Brief -
Rewrite the material from its start through the line containing "row2-label-line1: 住宅の概要 (74, 540, 132, 552)", inclusive, replacing "table-divider" with "table-rule" and leaving everything else unchanged.

Entries from a dataset:
________

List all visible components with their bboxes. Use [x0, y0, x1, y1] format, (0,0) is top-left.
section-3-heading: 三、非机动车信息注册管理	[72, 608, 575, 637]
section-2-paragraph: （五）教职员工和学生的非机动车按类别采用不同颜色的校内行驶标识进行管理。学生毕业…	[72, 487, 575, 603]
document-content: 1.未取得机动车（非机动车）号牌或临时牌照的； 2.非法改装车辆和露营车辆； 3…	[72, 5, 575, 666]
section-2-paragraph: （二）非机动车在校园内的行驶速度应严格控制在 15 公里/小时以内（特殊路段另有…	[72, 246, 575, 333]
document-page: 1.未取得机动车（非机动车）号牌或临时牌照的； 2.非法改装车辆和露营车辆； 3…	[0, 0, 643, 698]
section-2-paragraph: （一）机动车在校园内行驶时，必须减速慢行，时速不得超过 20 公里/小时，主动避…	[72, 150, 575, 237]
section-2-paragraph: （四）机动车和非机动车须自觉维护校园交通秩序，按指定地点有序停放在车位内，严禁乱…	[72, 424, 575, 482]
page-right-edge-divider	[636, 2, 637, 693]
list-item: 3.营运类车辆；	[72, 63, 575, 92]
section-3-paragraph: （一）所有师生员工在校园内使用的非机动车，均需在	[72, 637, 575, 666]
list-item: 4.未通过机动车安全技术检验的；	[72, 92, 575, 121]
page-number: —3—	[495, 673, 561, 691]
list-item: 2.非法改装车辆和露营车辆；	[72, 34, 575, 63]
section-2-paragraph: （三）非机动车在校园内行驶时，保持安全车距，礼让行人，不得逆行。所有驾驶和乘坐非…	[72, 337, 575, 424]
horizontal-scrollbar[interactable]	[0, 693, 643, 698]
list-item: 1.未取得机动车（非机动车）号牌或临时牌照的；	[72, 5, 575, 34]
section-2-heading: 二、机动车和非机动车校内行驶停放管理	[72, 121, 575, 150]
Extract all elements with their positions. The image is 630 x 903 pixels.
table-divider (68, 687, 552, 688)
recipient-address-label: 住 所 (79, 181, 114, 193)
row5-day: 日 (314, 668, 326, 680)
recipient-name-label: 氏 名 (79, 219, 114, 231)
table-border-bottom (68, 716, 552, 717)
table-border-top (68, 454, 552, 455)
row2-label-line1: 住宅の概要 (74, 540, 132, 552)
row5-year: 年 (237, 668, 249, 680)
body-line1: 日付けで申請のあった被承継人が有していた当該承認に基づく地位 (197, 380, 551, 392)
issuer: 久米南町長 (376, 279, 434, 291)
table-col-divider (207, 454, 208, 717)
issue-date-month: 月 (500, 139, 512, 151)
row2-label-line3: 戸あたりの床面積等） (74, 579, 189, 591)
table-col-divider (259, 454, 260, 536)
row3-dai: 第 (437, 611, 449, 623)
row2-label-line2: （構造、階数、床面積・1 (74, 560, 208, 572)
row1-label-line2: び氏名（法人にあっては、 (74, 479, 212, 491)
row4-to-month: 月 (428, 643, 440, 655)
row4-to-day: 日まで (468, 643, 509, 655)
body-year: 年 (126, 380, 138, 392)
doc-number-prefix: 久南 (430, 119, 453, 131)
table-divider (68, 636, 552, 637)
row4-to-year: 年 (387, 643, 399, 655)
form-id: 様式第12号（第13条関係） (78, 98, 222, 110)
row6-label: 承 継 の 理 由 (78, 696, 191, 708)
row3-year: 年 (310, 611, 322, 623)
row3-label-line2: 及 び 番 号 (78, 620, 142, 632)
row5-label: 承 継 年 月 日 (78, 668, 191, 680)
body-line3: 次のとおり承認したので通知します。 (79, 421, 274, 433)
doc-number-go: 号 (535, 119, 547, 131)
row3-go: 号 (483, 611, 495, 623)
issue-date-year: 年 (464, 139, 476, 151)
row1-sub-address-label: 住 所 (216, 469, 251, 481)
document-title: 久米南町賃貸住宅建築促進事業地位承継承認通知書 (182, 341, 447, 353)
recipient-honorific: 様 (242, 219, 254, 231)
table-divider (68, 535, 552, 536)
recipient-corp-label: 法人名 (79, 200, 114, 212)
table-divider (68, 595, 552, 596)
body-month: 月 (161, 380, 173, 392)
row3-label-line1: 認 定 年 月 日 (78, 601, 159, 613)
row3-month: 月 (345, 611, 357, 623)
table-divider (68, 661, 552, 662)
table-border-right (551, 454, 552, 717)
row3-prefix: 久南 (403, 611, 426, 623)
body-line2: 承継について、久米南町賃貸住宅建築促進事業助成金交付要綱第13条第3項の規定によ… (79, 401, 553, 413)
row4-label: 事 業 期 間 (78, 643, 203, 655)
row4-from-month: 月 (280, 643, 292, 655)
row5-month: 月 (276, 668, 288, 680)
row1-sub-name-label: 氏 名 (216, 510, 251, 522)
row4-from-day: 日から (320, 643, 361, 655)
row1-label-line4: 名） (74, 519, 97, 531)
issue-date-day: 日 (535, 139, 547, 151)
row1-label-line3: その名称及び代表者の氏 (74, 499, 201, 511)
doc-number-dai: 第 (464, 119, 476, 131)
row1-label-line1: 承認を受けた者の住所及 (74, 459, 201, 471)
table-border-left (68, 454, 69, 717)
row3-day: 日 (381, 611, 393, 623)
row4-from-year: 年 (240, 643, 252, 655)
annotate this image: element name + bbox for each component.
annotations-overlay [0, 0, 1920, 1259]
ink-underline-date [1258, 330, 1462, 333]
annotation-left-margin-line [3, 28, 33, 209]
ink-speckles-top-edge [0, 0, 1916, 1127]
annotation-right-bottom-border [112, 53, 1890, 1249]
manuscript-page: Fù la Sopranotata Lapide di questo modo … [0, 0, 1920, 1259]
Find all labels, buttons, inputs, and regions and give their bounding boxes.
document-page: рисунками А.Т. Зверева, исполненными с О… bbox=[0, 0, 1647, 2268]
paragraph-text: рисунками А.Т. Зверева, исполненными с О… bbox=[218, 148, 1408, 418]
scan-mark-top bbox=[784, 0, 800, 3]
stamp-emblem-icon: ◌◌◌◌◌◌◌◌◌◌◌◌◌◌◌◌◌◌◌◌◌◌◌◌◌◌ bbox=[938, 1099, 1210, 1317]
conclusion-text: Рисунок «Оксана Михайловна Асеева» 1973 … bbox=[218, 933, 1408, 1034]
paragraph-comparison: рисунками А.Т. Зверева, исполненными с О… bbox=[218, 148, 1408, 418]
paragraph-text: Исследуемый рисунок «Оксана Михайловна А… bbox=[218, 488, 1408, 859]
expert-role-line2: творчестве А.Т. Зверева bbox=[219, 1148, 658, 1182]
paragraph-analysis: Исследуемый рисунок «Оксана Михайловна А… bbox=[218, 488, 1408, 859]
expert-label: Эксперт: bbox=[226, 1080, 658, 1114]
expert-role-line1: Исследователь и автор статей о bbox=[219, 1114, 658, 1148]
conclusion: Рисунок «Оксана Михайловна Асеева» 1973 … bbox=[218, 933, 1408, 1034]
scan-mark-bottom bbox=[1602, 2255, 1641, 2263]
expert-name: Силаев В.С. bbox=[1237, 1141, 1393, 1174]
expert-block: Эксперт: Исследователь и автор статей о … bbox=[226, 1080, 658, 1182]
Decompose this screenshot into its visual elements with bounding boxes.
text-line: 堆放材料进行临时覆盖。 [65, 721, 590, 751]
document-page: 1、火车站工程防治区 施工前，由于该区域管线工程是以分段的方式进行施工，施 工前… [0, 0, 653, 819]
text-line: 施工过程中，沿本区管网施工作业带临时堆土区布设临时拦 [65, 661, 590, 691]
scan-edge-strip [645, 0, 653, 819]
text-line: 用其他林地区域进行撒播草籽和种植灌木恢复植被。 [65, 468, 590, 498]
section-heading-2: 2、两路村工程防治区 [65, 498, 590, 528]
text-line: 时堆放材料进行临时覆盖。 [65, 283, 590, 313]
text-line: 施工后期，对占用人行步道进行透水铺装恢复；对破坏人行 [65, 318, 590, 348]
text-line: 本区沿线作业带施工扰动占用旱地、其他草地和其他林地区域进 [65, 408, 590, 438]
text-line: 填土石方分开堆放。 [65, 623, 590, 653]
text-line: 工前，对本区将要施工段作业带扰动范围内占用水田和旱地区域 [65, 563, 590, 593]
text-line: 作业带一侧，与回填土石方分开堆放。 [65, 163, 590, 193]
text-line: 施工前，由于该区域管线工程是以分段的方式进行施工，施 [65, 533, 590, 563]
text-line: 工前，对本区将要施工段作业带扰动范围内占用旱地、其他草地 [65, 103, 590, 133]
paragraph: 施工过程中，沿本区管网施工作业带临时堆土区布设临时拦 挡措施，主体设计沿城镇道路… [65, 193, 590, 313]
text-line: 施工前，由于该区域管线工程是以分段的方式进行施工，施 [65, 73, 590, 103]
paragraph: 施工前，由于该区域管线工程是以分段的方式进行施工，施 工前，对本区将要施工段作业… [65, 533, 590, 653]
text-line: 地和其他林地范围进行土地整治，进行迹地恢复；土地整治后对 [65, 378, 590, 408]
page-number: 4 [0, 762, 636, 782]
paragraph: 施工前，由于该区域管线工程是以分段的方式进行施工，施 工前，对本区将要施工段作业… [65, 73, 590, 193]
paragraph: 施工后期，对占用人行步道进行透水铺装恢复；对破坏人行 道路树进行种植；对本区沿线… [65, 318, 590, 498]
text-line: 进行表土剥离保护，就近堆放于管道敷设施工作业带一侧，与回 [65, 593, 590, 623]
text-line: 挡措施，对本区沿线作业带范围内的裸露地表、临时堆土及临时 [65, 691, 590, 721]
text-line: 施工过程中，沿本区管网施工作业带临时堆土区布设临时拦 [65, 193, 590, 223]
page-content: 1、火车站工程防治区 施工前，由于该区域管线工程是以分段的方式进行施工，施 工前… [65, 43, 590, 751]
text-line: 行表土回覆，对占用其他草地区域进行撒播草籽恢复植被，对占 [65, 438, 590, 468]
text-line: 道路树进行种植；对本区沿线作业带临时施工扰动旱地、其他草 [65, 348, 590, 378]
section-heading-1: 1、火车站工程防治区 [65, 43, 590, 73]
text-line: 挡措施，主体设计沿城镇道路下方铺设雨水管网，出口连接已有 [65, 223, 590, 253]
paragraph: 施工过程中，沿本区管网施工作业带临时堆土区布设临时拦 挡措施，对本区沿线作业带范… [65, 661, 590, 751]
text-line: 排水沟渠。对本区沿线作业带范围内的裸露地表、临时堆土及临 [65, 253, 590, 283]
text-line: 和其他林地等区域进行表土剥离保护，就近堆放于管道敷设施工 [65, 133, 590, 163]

________

Problem solution -
List all visible components with their bboxes. Use [x0, y0, x1, y1] format, (0,0) is top-left.
section-3-heading: 三、非机动车信息注册管理	[72, 608, 575, 637]
section-2-paragraph: （五）教职员工和学生的非机动车按类别采用不同颜色的校内行驶标识进行管理。学生毕业…	[72, 487, 575, 603]
document-content: 1.未取得机动车（非机动车）号牌或临时牌照的； 2.非法改装车辆和露营车辆； 3…	[72, 5, 575, 666]
section-2-paragraph: （二）非机动车在校园内的行驶速度应严格控制在 15 公里/小时以内（特殊路段另有…	[72, 246, 575, 333]
document-page: 1.未取得机动车（非机动车）号牌或临时牌照的； 2.非法改装车辆和露营车辆； 3…	[0, 0, 643, 698]
section-2-paragraph: （一）机动车在校园内行驶时，必须减速慢行，时速不得超过 20 公里/小时，主动避…	[72, 150, 575, 237]
section-2-paragraph: （四）机动车和非机动车须自觉维护校园交通秩序，按指定地点有序停放在车位内，严禁乱…	[72, 424, 575, 482]
page-right-edge-divider	[636, 2, 637, 693]
list-item: 3.营运类车辆；	[72, 63, 575, 92]
section-3-paragraph: （一）所有师生员工在校园内使用的非机动车，均需在	[72, 637, 575, 666]
list-item: 4.未通过机动车安全技术检验的；	[72, 92, 575, 121]
page-number: —3—	[495, 673, 561, 691]
list-item: 2.非法改装车辆和露营车辆；	[72, 34, 575, 63]
section-2-paragraph: （三）非机动车在校园内行驶时，保持安全车距，礼让行人，不得逆行。所有驾驶和乘坐非…	[72, 337, 575, 424]
horizontal-scrollbar[interactable]	[0, 693, 643, 698]
list-item: 1.未取得机动车（非机动车）号牌或临时牌照的；	[72, 5, 575, 34]
section-2-heading: 二、机动车和非机动车校内行驶停放管理	[72, 121, 575, 150]
Extract all elements with their positions. The image is 630 x 903 pixels.
table-rule (68, 687, 552, 688)
recipient-address-label: 住 所 (79, 181, 114, 193)
row5-day: 日 (314, 668, 326, 680)
recipient-name-label: 氏 名 (79, 219, 114, 231)
table-border-bottom (68, 716, 552, 717)
table-border-top (68, 454, 552, 455)
row2-label-line1: 住宅の概要 (74, 540, 132, 552)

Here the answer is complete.